◆ **DATA FOR THE TASK**:
-------

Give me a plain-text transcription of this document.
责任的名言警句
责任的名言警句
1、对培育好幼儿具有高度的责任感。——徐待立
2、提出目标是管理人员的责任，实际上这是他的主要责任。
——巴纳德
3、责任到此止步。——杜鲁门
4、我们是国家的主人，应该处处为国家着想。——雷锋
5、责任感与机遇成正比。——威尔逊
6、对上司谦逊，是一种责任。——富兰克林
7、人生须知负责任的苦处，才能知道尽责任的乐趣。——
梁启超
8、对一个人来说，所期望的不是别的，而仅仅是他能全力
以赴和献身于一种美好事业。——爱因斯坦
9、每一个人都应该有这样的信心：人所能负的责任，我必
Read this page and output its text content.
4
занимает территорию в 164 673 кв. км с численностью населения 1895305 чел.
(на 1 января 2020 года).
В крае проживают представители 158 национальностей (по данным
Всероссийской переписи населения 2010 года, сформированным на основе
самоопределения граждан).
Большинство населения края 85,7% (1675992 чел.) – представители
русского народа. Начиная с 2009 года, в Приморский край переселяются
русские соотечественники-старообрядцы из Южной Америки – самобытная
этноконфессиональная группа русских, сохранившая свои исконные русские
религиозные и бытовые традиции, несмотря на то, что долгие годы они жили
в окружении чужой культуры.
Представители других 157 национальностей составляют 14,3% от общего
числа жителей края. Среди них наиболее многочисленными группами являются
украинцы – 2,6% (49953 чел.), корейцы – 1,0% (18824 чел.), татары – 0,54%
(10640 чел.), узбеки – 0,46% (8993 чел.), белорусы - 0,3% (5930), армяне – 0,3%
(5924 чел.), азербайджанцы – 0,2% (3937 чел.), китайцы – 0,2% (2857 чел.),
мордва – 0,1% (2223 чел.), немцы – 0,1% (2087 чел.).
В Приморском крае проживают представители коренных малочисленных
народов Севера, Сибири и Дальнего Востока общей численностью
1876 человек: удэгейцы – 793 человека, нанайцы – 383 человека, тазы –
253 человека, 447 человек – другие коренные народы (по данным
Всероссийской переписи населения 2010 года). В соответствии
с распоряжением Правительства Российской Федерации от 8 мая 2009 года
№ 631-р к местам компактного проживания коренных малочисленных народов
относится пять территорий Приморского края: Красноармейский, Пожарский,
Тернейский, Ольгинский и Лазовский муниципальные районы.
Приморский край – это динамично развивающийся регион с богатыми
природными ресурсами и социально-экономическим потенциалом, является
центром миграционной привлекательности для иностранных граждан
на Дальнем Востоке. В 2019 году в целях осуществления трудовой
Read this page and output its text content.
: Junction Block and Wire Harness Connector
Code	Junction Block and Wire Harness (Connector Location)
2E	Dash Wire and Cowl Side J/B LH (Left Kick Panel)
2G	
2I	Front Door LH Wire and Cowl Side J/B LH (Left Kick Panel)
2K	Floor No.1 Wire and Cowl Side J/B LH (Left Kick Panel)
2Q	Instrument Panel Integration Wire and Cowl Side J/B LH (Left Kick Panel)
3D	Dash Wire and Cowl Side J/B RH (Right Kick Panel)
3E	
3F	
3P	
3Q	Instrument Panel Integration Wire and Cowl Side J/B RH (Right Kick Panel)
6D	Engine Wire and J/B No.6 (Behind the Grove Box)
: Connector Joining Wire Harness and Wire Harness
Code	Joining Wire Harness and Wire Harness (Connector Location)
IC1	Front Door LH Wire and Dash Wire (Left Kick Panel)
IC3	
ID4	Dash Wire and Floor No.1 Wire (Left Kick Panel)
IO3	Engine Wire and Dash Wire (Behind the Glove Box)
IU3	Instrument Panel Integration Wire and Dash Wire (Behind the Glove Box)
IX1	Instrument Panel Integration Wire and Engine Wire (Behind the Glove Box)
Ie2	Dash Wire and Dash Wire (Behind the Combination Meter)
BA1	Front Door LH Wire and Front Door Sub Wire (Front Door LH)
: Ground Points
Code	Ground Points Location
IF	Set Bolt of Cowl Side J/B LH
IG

-------

◆ **TASK DIRECTIONS**: Extract all of the data shown above and repeat it verbatim.

◆ **OUTPUT OF THE EXERCISE**:
Give me a plain-text transcription of this document.
责任的名言警句
责任的名言警句
1、对培育好幼儿具有高度的责任感。——徐待立
2、提出目标是管理人员的责任，实际上这是他的主要责任。
——巴纳德
3、责任到此止步。——杜鲁门
4、我们是国家的主人，应该处处为国家着想。——雷锋
5、责任感与机遇成正比。——威尔逊
6、对上司谦逊，是一种责任。——富兰克林
7、人生须知负责任的苦处，才能知道尽责任的乐趣。——
梁启超
8、对一个人来说，所期望的不是别的，而仅仅是他能全力
以赴和献身于一种美好事业。——爱因斯坦
9、每一个人都应该有这样的信心：人所能负的责任，我必
Read this page and output its text content.
4
занимает территорию в 164 673 кв. км с численностью населения 1895305 чел.
(на 1 января 2020 года).
В крае проживают представители 158 национальностей (по данным
Всероссийской переписи населения 2010 года, сформированным на основе
самоопределения граждан).
Большинство населения края 85,7% (1675992 чел.) – представители
русского народа. Начиная с 2009 года, в Приморский край переселяются
русские соотечественники-старообрядцы из Южной Америки – самобытная
этноконфессиональная группа русских, сохранившая свои исконные русские
религиозные и бытовые традиции, несмотря на то, что долгие годы они жили
в окружении чужой культуры.
Представители других 157 национальностей составляют 14,3% от общего
числа жителей края. Среди них наиболее многочисленными группами являются
украинцы – 2,6% (49953 чел.), корейцы – 1,0% (18824 чел.), татары – 0,54%
(10640 чел.), узбеки – 0,46% (8993 чел.), белорусы - 0,3% (5930), армяне – 0,3%
(5924 чел.), азербайджанцы – 0,2% (3937 чел.), китайцы – 0,2% (2857 чел.),
мордва – 0,1% (2223 чел.), немцы – 0,1% (2087 чел.).
В Приморском крае проживают представители коренных малочисленных
народов Севера, Сибири и Дальнего Востока общей численностью
1876 человек: удэгейцы – 793 человека, нанайцы – 383 человека, тазы –
253 человека, 447 человек – другие коренные народы (по данным
Всероссийской переписи населения 2010 года). В соответствии
с распоряжением Правительства Российской Федерации от 8 мая 2009 года
№ 631-р к местам компактного проживания коренных малочисленных народов
относится пять территорий Приморского края: Красноармейский, Пожарский,
Тернейский, Ольгинский и Лазовский муниципальные районы.
Приморский край – это динамично развивающийся регион с богатыми
природными ресурсами и социально-экономическим потенциалом, является
центром миграционной привлекательности для иностранных граждан
на Дальнем Востоке. В 2019 году в целях осуществления трудовой
Read this page and output its text content.
: Junction Block and Wire Harness Connector
Code	Junction Block and Wire Harness (Connector Location)
2E	Dash Wire and Cowl Side J/B LH (Left Kick Panel)
2G	
2I	Front Door LH Wire and Cowl Side J/B LH (Left Kick Panel)
2K	Floor No.1 Wire and Cowl Side J/B LH (Left Kick Panel)
2Q	Instrument Panel Integration Wire and Cowl Side J/B LH (Left Kick Panel)
3D	Dash Wire and Cowl Side J/B RH (Right Kick Panel)
3E	
3F	
3P	
3Q	Instrument Panel Integration Wire and Cowl Side J/B RH (Right Kick Panel)
6D	Engine Wire and J/B No.6 (Behind the Grove Box)
: Connector Joining Wire Harness and Wire Harness
Code	Joining Wire Harness and Wire Harness (Connector Location)
IC1	Front Door LH Wire and Dash Wire (Left Kick Panel)
IC3	
ID4	Dash Wire and Floor No.1 Wire (Left Kick Panel)
IO3	Engine Wire and Dash Wire (Behind the Glove Box)
IU3	Instrument Panel Integration Wire and Dash Wire (Behind the Glove Box)
IX1	Instrument Panel Integration Wire and Engine Wire (Behind the Glove Box)
Ie2	Dash Wire and Dash Wire (Behind the Combination Meter)
BA1	Front Door LH Wire and Front Door Sub Wire (Front Door LH)
: Ground Points
Code	Ground Points Location
IF	Set Bolt of Cowl Side J/B LH
IG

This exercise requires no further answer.